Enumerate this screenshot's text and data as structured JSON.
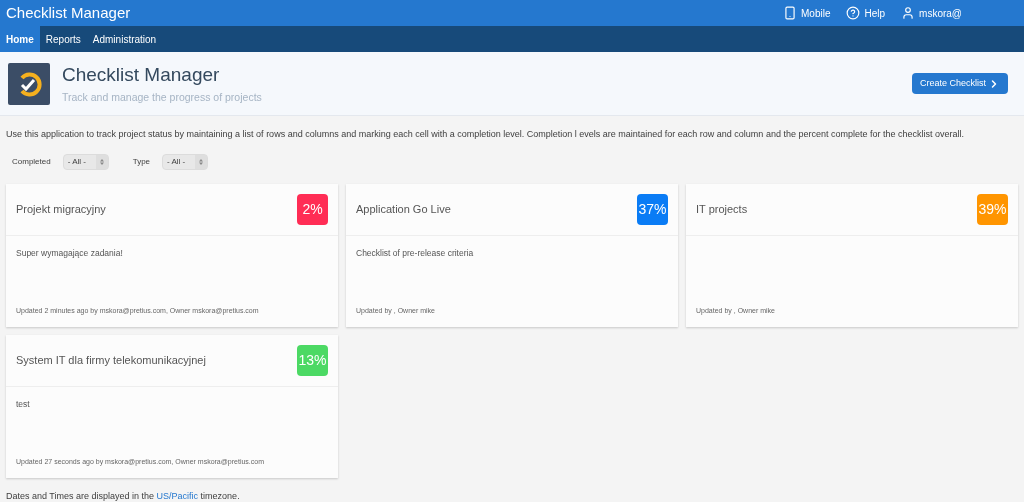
{
  "app_title": "Checklist Manager",
  "top_links": [
    {
      "kind": "mobile",
      "label": "Mobile"
    },
    {
      "kind": "help",
      "label": "Help"
    },
    {
      "kind": "user",
      "label": "mskora@"
    }
  ],
  "nav": [
    {
      "label": "Home",
      "selected": true
    },
    {
      "label": "Reports",
      "selected": false
    },
    {
      "label": "Administration",
      "selected": false
    }
  ],
  "header": {
    "title": "Checklist Manager",
    "subtitle": "Track and manage the progress of projects",
    "button": "Create Checklist"
  },
  "description": "Use this application to track project status by maintaining a list of rows and columns and marking each cell with a completion level. Completion l evels are maintained for each row and column and the percent complete for the checklist overall.",
  "filters": [
    {
      "label": "Completed",
      "value": "- All -"
    },
    {
      "label": "Type",
      "value": "- All -"
    }
  ],
  "cards": [
    {
      "title": "Projekt migracyjny",
      "percent": "2%",
      "color": "#ff2d55",
      "description": "Super wymagające zadania!",
      "footer": "Updated 2 minutes ago by mskora@pretius.com, Owner mskora@pretius.com"
    },
    {
      "title": "Application Go Live",
      "percent": "37%",
      "color": "#0a7cf5",
      "description": "Checklist of pre-release criteria",
      "footer": "Updated by , Owner mike"
    },
    {
      "title": "IT projects",
      "percent": "39%",
      "color": "#ff9500",
      "footer": "Updated by , Owner mike"
    },
    {
      "title": "System IT dla firmy telekomunikacyjnej",
      "percent": "13%",
      "color": "#4cd964",
      "description": "test",
      "footer": "Updated 27 seconds ago by mskora@pretius.com, Owner mskora@pretius.com"
    }
  ],
  "timezone_note": {
    "before": "Dates and Times are displayed in the ",
    "link": "US/Pacific",
    "after": " timezone."
  }
}
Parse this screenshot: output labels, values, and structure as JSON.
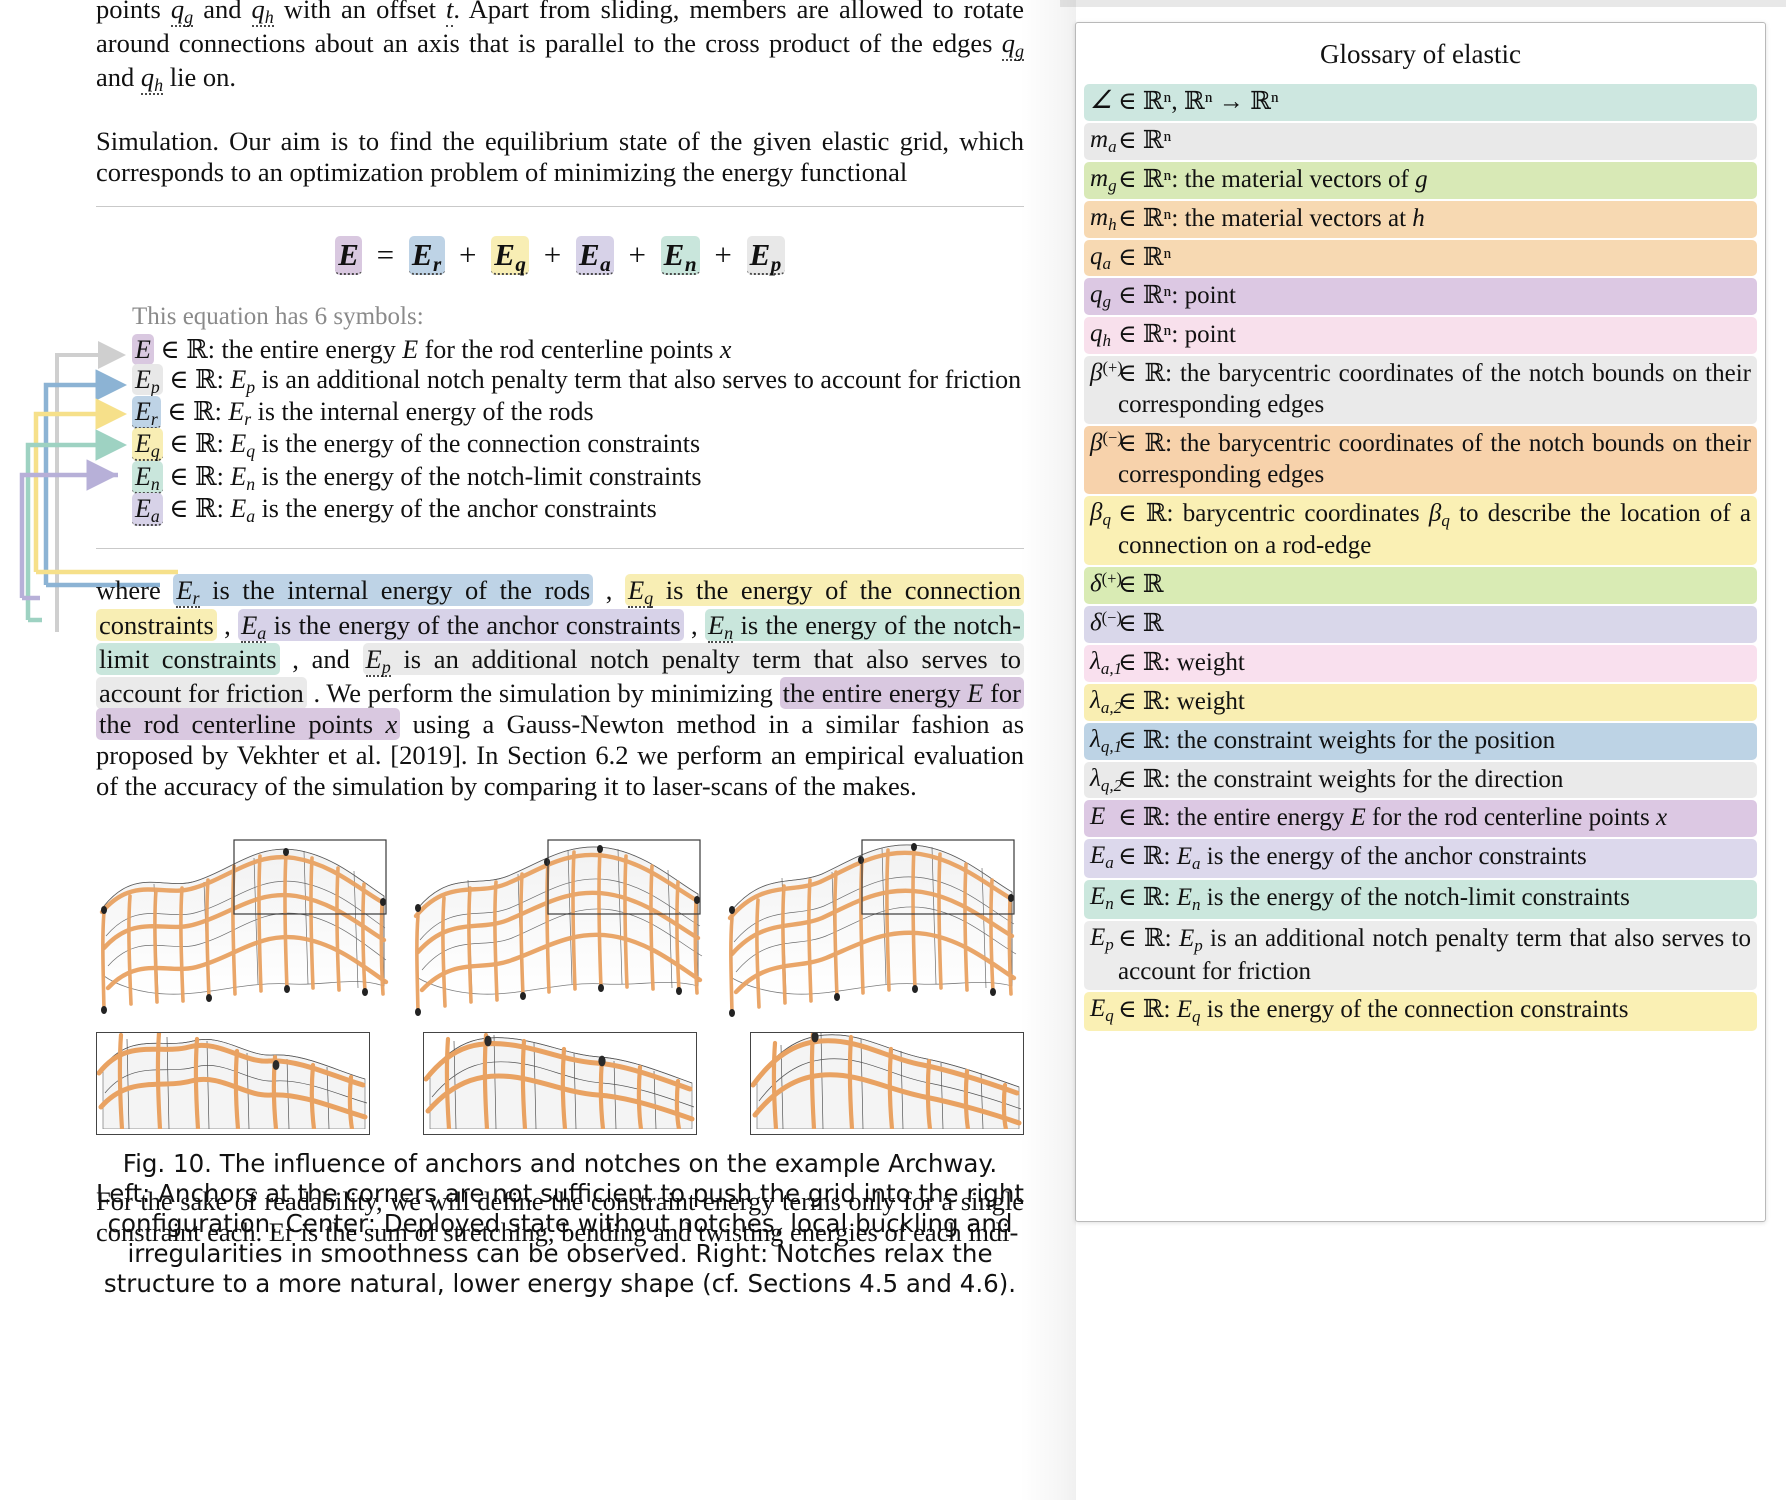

* * * * * * * * *

# [Short problem]
None of the pictures should appear; repeat the records exactly otherwise.

# [Output]
Enumerate this screenshot's text and data as structured JSON.
{
  "app_title": "Checklist Manager",
  "top_links": [
    {
      "kind": "mobile",
      "label": "Mobile"
    },
    {
      "kind": "help",
      "label": "Help"
    },
    {
      "kind": "user",
      "label": "mskora@"
    }
  ],
  "nav": [
    {
      "label": "Home",
      "selected": true
    },
    {
      "label": "Reports",
      "selected": false
    },
    {
      "label": "Administration",
      "selected": false
    }
  ],
  "header": {
    "title": "Checklist Manager",
    "subtitle": "Track and manage the progress of projects",
    "button": "Create Checklist"
  },
  "description": "Use this application to track project status by maintaining a list of rows and columns and marking each cell with a completion level. Completion l evels are maintained for each row and column and the percent complete for the checklist overall.",
  "filters": [
    {
      "label": "Completed",
      "value": "- All -"
    },
    {
      "label": "Type",
      "value": "- All -"
    }
  ],
  "cards": [
    {
      "title": "Projekt migracyjny",
      "percent": "2%",
      "color": "#ff2d55",
      "description": "Super wymagające zadania!",
      "footer": "Updated 2 minutes ago by mskora@pretius.com, Owner mskora@pretius.com"
    },
    {
      "title": "Application Go Live",
      "percent": "37%",
      "color": "#0a7cf5",
      "description": "Checklist of pre-release criteria",
      "footer": "Updated by , Owner mike"
    },
    {
      "title": "IT projects",
      "percent": "39%",
      "color": "#ff9500",
      "footer": "Updated by , Owner mike"
    },
    {
      "title": "System IT dla firmy telekomunikacyjnej",
      "percent": "13%",
      "color": "#4cd964",
      "description": "test",
      "footer": "Updated 27 seconds ago by mskora@pretius.com, Owner mskora@pretius.com"
    }
  ],
  "timezone_note": {
    "before": "Dates and Times are displayed in the ",
    "link": "US/Pacific",
    "after": " timezone."
  }
}
Parse this screenshot: output labels, values, and structure as JSON.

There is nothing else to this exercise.